The problem. Each line that holds the word "执业证书" counts once. Give the total number of such lines and nothing else.

Record list.
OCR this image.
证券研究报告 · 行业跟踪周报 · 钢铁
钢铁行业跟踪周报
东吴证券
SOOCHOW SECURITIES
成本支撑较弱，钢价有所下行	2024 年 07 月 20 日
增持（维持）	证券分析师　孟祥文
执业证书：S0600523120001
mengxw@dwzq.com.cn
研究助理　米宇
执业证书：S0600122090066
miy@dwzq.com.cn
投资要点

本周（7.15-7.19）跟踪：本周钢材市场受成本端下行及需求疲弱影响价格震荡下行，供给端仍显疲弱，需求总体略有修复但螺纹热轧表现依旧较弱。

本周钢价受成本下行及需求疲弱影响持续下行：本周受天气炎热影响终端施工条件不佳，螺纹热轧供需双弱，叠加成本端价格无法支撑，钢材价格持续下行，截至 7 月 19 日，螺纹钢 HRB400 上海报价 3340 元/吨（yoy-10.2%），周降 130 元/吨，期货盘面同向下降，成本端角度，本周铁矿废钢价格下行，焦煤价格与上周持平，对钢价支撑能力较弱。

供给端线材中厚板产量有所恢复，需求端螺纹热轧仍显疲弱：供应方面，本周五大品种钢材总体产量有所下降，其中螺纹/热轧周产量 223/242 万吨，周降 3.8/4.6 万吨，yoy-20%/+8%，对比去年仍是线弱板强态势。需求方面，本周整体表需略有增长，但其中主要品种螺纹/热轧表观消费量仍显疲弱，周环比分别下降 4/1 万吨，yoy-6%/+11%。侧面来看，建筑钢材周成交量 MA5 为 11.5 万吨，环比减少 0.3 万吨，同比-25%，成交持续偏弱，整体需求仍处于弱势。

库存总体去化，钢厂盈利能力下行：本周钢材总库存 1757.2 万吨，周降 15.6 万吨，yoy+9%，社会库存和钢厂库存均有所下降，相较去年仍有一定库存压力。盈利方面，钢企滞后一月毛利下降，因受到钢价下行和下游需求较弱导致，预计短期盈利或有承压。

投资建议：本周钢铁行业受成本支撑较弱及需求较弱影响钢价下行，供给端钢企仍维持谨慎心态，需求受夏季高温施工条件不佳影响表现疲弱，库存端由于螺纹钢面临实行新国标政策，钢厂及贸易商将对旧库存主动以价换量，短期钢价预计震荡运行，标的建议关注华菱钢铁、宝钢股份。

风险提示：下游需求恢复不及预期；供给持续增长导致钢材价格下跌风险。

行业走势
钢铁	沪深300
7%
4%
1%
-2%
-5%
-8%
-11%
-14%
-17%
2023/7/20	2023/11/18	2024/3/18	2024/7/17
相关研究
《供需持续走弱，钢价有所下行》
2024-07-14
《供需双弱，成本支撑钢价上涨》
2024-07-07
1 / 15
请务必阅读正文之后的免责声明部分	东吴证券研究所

Full answer. 2